### What is expected
Please print every record below exactly as it appears.

====

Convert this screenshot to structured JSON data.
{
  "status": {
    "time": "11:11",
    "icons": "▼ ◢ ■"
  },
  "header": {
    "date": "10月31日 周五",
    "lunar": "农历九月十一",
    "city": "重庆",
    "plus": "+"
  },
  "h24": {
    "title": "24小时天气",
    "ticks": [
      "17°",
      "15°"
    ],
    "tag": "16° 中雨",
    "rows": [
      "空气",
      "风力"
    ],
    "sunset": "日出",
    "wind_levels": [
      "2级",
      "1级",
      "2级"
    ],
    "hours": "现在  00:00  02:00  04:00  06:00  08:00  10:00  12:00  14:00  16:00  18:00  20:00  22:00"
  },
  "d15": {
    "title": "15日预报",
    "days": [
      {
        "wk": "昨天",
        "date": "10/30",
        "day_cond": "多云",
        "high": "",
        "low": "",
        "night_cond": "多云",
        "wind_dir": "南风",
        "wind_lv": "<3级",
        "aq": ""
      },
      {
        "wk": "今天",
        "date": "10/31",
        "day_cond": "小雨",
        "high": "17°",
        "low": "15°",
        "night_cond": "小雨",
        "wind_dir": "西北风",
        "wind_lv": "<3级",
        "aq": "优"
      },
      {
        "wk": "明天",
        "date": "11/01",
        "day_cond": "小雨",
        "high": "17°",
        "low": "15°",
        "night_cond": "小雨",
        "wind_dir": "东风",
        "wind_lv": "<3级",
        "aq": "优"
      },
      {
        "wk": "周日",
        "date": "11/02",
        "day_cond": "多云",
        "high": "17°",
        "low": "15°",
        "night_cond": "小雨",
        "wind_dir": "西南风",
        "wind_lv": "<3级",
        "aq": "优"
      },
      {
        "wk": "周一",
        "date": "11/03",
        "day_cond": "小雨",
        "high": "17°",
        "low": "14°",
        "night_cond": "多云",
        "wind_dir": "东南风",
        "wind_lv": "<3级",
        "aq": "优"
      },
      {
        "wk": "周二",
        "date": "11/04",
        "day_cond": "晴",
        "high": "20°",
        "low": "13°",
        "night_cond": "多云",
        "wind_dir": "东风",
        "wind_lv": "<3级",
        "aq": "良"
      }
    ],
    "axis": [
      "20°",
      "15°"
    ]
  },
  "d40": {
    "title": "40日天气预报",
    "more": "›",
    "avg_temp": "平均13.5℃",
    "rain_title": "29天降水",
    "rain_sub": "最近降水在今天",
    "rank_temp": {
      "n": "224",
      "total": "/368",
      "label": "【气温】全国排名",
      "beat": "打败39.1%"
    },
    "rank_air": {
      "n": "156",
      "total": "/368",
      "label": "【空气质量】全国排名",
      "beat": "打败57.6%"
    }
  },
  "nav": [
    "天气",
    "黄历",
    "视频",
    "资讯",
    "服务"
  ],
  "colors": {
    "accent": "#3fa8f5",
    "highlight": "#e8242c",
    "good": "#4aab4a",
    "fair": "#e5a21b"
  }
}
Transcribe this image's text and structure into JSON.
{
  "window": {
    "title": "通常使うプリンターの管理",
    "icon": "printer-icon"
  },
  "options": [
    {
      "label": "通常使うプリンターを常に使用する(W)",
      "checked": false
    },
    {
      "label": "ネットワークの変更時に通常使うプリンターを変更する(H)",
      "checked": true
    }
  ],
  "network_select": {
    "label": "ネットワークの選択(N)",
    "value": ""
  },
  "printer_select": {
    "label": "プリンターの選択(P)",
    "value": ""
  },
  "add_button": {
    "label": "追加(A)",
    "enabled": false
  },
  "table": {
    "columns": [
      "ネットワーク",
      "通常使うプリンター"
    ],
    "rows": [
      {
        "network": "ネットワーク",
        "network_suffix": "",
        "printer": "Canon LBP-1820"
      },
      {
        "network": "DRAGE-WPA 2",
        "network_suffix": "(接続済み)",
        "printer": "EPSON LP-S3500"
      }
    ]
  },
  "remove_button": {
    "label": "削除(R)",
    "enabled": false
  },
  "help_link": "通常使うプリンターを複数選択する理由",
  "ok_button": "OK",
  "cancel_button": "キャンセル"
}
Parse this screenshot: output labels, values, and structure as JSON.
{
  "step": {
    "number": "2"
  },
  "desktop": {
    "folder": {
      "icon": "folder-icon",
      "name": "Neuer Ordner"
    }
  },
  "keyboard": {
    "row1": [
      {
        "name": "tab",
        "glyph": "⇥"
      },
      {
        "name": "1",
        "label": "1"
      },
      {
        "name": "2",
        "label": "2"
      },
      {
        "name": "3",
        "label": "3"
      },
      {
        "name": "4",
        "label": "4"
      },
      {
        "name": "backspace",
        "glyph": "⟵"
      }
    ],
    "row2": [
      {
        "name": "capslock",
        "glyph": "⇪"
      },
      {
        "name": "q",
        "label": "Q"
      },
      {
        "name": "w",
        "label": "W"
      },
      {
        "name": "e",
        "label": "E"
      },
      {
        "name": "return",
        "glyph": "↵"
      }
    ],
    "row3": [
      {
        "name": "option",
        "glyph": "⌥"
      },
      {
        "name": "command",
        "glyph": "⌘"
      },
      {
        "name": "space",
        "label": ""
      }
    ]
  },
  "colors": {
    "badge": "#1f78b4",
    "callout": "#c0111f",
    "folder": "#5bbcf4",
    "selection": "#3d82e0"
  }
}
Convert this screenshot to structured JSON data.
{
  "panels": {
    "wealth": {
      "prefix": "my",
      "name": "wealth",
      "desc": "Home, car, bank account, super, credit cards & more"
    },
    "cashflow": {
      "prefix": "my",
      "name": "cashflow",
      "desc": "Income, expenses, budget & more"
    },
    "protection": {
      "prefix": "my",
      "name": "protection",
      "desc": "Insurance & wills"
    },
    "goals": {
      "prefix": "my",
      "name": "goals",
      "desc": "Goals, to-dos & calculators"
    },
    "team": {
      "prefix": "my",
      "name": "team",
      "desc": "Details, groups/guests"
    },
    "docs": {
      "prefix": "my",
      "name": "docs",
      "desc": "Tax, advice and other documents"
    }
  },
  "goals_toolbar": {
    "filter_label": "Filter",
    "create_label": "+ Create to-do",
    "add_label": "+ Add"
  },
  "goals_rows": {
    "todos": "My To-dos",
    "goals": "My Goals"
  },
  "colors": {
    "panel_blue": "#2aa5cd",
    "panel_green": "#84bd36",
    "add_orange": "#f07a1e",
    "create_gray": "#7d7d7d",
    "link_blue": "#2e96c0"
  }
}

====

### Written response
Convert this screenshot to structured JSON data.
{
  "status": {
    "time": "11:11",
    "icons": "▼ ◢ ■"
  },
  "header": {
    "date": "10月31日 周五",
    "lunar": "农历九月十一",
    "city": "重庆",
    "plus": "+"
  },
  "h24": {
    "title": "24小时天气",
    "ticks": [
      "17°",
      "15°"
    ],
    "tag": "16° 中雨",
    "rows": [
      "空气",
      "风力"
    ],
    "sunset": "日出",
    "wind_levels": [
      "2级",
      "1级",
      "2级"
    ],
    "hours": "现在  00:00  02:00  04:00  06:00  08:00  10:00  12:00  14:00  16:00  18:00  20:00  22:00"
  },
  "d15": {
    "title": "15日预报",
    "days": [
      {
        "wk": "昨天",
        "date": "10/30",
        "day_cond": "多云",
        "high": "",
        "low": "",
        "night_cond": "多云",
        "wind_dir": "南风",
        "wind_lv": "<3级",
        "aq": ""
      },
      {
        "wk": "今天",
        "date": "10/31",
        "day_cond": "小雨",
        "high": "17°",
        "low": "15°",
        "night_cond": "小雨",
        "wind_dir": "西北风",
        "wind_lv": "<3级",
        "aq": "优"
      },
      {
        "wk": "明天",
        "date": "11/01",
        "day_cond": "小雨",
        "high": "17°",
        "low": "15°",
        "night_cond": "小雨",
        "wind_dir": "东风",
        "wind_lv": "<3级",
        "aq": "优"
      },
      {
        "wk": "周日",
        "date": "11/02",
        "day_cond": "多云",
        "high": "17°",
        "low": "15°",
        "night_cond": "小雨",
        "wind_dir": "西南风",
        "wind_lv": "<3级",
        "aq": "优"
      },
      {
        "wk": "周一",
        "date": "11/03",
        "day_cond": "小雨",
        "high": "17°",
        "low": "14°",
        "night_cond": "多云",
        "wind_dir": "东南风",
        "wind_lv": "<3级",
        "aq": "优"
      },
      {
        "wk": "周二",
        "date": "11/04",
        "day_cond": "晴",
        "high": "20°",
        "low": "13°",
        "night_cond": "多云",
        "wind_dir": "东风",
        "wind_lv": "<3级",
        "aq": "良"
      }
    ],
    "axis": [
      "20°",
      "15°"
    ]
  },
  "d40": {
    "title": "40日天气预报",
    "more": "›",
    "avg_temp": "平均13.5℃",
    "rain_title": "29天降水",
    "rain_sub": "最近降水在今天",
    "rank_temp": {
      "n": "224",
      "total": "/368",
      "label": "【气温】全国排名",
      "beat": "打败39.1%"
    },
    "rank_air": {
      "n": "156",
      "total": "/368",
      "label": "【空气质量】全国排名",
      "beat": "打败57.6%"
    }
  },
  "nav": [
    "天气",
    "黄历",
    "视频",
    "资讯",
    "服务"
  ],
  "colors": {
    "accent": "#3fa8f5",
    "highlight": "#e8242c",
    "good": "#4aab4a",
    "fair": "#e5a21b"
  }
}
Transcribe this image's text and structure into JSON.
{
  "window": {
    "title": "通常使うプリンターの管理",
    "icon": "printer-icon"
  },
  "options": [
    {
      "label": "通常使うプリンターを常に使用する(W)",
      "checked": false
    },
    {
      "label": "ネットワークの変更時に通常使うプリンターを変更する(H)",
      "checked": true
    }
  ],
  "network_select": {
    "label": "ネットワークの選択(N)",
    "value": ""
  },
  "printer_select": {
    "label": "プリンターの選択(P)",
    "value": ""
  },
  "add_button": {
    "label": "追加(A)",
    "enabled": false
  },
  "table": {
    "columns": [
      "ネットワーク",
      "通常使うプリンター"
    ],
    "rows": [
      {
        "network": "ネットワーク",
        "network_suffix": "",
        "printer": "Canon LBP-1820"
      },
      {
        "network": "DRAGE-WPA 2",
        "network_suffix": "(接続済み)",
        "printer": "EPSON LP-S3500"
      }
    ]
  },
  "remove_button": {
    "label": "削除(R)",
    "enabled": false
  },
  "help_link": "通常使うプリンターを複数選択する理由",
  "ok_button": "OK",
  "cancel_button": "キャンセル"
}
Parse this screenshot: output labels, values, and structure as JSON.
{
  "step": {
    "number": "2"
  },
  "desktop": {
    "folder": {
      "icon": "folder-icon",
      "name": "Neuer Ordner"
    }
  },
  "keyboard": {
    "row1": [
      {
        "name": "tab",
        "glyph": "⇥"
      },
      {
        "name": "1",
        "label": "1"
      },
      {
        "name": "2",
        "label": "2"
      },
      {
        "name": "3",
        "label": "3"
      },
      {
        "name": "4",
        "label": "4"
      },
      {
        "name": "backspace",
        "glyph": "⟵"
      }
    ],
    "row2": [
      {
        "name": "capslock",
        "glyph": "⇪"
      },
      {
        "name": "q",
        "label": "Q"
      },
      {
        "name": "w",
        "label": "W"
      },
      {
        "name": "e",
        "label": "E"
      },
      {
        "name": "return",
        "glyph": "↵"
      }
    ],
    "row3": [
      {
        "name": "option",
        "glyph": "⌥"
      },
      {
        "name": "command",
        "glyph": "⌘"
      },
      {
        "name": "space",
        "label": ""
      }
    ]
  },
  "colors": {
    "badge": "#1f78b4",
    "callout": "#c0111f",
    "folder": "#5bbcf4",
    "selection": "#3d82e0"
  }
}
Convert this screenshot to structured JSON data.
{
  "panels": {
    "wealth": {
      "prefix": "my",
      "name": "wealth",
      "desc": "Home, car, bank account, super, credit cards & more"
    },
    "cashflow": {
      "prefix": "my",
      "name": "cashflow",
      "desc": "Income, expenses, budget & more"
    },
    "protection": {
      "prefix": "my",
      "name": "protection",
      "desc": "Insurance & wills"
    },
    "goals": {
      "prefix": "my",
      "name": "goals",
      "desc": "Goals, to-dos & calculators"
    },
    "team": {
      "prefix": "my",
      "name": "team",
      "desc": "Details, groups/guests"
    },
    "docs": {
      "prefix": "my",
      "name": "docs",
      "desc": "Tax, advice and other documents"
    }
  },
  "goals_toolbar": {
    "filter_label": "Filter",
    "create_label": "+ Create to-do",
    "add_label": "+ Add"
  },
  "goals_rows": {
    "todos": "My To-dos",
    "goals": "My Goals"
  },
  "colors": {
    "panel_blue": "#2aa5cd",
    "panel_green": "#84bd36",
    "add_orange": "#f07a1e",
    "create_gray": "#7d7d7d",
    "link_blue": "#2e96c0"
  }
}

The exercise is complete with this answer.